Directive ::
Present the following data again exactly as it is shown.

Extracted records:
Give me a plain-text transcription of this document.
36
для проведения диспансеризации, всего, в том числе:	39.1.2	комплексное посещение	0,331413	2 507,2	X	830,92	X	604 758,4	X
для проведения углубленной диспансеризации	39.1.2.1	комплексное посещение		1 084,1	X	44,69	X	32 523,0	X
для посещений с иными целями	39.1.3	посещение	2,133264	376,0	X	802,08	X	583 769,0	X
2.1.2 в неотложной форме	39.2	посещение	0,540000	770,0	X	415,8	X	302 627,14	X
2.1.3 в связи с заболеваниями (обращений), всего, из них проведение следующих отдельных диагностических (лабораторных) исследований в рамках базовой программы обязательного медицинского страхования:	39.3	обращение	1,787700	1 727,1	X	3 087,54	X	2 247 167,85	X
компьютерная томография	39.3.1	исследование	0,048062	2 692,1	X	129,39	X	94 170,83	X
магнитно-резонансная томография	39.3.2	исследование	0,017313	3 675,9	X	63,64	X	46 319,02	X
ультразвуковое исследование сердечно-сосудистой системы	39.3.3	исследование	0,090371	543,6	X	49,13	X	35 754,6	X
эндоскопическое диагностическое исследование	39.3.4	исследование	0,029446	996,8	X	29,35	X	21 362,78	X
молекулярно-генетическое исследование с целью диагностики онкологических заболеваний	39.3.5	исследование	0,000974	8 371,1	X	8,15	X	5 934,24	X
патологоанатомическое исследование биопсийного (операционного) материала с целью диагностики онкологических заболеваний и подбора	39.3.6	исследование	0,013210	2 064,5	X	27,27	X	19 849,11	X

The completed task ::
Give me a plain-text transcription of this document.
36
для проведения диспансеризации, всего, в том числе:	39.1.2	комплексное посещение	0,331413	2 507,2	X	830,92	X	604 758,4	X
для проведения углубленной диспансеризации	39.1.2.1	комплексное посещение		1 084,1	X	44,69	X	32 523,0	X
для посещений с иными целями	39.1.3	посещение	2,133264	376,0	X	802,08	X	583 769,0	X
2.1.2 в неотложной форме	39.2	посещение	0,540000	770,0	X	415,8	X	302 627,14	X
2.1.3 в связи с заболеваниями (обращений), всего, из них проведение следующих отдельных диагностических (лабораторных) исследований в рамках базовой программы обязательного медицинского страхования:	39.3	обращение	1,787700	1 727,1	X	3 087,54	X	2 247 167,85	X
компьютерная томография	39.3.1	исследование	0,048062	2 692,1	X	129,39	X	94 170,83	X
магнитно-резонансная томография	39.3.2	исследование	0,017313	3 675,9	X	63,64	X	46 319,02	X
ультразвуковое исследование сердечно-сосудистой системы	39.3.3	исследование	0,090371	543,6	X	49,13	X	35 754,6	X
эндоскопическое диагностическое исследование	39.3.4	исследование	0,029446	996,8	X	29,35	X	21 362,78	X
молекулярно-генетическое исследование с целью диагностики онкологических заболеваний	39.3.5	исследование	0,000974	8 371,1	X	8,15	X	5 934,24	X
патологоанатомическое исследование биопсийного (операционного) материала с целью диагностики онкологических заболеваний и подбора	39.3.6	исследование	0,013210	2 064,5	X	27,27	X	19 849,11	X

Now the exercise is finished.